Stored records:
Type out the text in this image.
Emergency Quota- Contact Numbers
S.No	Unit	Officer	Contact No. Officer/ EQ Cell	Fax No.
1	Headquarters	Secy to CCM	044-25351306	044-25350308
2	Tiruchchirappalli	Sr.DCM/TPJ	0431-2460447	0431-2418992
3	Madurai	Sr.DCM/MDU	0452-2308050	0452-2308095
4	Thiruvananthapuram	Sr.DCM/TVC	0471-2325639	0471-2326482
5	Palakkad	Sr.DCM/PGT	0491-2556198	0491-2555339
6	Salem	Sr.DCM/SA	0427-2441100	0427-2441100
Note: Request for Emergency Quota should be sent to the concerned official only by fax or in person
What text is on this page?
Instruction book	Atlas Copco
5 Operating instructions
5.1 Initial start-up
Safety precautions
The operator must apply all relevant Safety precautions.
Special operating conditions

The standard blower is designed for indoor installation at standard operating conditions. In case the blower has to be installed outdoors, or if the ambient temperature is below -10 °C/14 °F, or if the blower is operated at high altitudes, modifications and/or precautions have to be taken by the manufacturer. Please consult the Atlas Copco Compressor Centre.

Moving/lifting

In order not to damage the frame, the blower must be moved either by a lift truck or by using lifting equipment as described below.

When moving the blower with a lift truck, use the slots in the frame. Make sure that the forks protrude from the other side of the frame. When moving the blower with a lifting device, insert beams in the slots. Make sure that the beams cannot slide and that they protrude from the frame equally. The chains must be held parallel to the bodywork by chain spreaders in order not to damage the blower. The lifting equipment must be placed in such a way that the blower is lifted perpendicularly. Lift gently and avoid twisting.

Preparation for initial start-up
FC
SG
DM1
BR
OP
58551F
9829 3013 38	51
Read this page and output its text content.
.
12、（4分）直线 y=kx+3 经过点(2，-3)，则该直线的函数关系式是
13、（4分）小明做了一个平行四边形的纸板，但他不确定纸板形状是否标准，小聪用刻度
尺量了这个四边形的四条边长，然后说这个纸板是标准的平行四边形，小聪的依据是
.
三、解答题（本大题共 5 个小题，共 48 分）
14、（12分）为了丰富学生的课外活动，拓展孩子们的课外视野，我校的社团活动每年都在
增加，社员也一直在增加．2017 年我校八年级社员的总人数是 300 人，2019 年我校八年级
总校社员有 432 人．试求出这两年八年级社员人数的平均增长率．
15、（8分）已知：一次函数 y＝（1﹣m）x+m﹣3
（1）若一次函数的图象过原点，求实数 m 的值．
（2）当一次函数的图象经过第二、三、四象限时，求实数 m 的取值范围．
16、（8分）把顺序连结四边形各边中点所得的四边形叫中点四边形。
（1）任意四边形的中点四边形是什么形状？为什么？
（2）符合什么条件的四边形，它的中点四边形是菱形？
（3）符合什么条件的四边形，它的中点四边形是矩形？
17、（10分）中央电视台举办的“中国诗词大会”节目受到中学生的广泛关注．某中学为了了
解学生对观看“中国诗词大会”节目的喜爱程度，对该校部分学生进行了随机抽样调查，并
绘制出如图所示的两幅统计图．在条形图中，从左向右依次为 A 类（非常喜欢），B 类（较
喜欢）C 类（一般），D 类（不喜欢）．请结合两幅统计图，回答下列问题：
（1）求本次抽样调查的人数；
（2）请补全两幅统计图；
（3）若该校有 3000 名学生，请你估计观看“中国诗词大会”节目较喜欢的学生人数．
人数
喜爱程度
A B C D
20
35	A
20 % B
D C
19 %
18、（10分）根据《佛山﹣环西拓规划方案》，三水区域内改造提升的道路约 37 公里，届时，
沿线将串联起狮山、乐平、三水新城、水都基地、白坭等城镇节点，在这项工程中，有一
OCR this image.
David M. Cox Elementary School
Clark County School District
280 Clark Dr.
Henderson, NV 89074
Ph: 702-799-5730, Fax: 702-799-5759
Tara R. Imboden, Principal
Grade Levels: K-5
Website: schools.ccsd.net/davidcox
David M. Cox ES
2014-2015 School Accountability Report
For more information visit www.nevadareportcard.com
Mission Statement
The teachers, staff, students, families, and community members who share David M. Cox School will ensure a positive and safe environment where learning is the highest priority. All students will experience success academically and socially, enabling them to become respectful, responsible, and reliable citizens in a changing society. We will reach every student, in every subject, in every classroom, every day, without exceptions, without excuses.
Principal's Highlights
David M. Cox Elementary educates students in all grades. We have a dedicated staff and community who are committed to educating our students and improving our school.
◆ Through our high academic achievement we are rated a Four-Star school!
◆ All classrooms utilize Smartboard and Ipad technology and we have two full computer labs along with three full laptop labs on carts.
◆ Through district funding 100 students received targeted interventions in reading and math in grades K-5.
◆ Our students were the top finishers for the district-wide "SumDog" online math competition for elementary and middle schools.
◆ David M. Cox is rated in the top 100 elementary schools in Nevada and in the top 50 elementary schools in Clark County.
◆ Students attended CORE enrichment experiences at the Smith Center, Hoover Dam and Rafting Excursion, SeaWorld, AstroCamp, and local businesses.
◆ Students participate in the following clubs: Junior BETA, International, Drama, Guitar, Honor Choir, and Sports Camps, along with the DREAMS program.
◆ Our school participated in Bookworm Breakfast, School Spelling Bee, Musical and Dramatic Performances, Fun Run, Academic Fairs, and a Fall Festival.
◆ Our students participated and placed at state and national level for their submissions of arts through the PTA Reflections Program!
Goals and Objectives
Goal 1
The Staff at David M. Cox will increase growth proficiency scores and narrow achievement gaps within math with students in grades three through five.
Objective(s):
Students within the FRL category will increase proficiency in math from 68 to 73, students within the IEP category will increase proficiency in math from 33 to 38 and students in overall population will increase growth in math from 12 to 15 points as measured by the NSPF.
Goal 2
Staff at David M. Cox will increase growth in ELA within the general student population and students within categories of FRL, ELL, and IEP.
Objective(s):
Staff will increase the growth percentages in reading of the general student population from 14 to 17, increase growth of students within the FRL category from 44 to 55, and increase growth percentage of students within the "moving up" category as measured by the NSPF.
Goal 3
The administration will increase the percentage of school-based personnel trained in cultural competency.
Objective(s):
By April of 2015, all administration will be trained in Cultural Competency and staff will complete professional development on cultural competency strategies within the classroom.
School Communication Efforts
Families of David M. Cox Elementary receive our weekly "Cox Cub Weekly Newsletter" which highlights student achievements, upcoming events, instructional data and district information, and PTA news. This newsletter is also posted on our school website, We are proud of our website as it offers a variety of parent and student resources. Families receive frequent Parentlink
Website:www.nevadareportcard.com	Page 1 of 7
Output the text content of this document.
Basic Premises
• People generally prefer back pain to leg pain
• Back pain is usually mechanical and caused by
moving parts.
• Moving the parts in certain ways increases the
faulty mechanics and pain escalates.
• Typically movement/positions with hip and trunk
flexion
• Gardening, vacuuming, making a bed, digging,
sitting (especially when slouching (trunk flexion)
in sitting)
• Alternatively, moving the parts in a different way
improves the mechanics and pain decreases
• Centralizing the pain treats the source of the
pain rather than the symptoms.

(EXERCISE AIM) Pick out each line above that includes "lifting" and show it.

(OUTPUT BELOW)
Moving/lifting
In order not to damage the frame, the blower must be moved either by a lift truck or by using lifting equipment as described below.
When moving the blower with a lift truck, use the slots in the frame. Make sure that the forks protrude from the other side of the frame. When moving the blower with a lifting device, insert beams in the slots. Make sure that the beams cannot slide and that they protrude from the frame equally. The chains must be held parallel to the bodywork by chain spreaders in order not to damage the blower. The lifting equipment must be placed in such a way that the blower is lifted perpendicularly. Lift gently and avoid twisting.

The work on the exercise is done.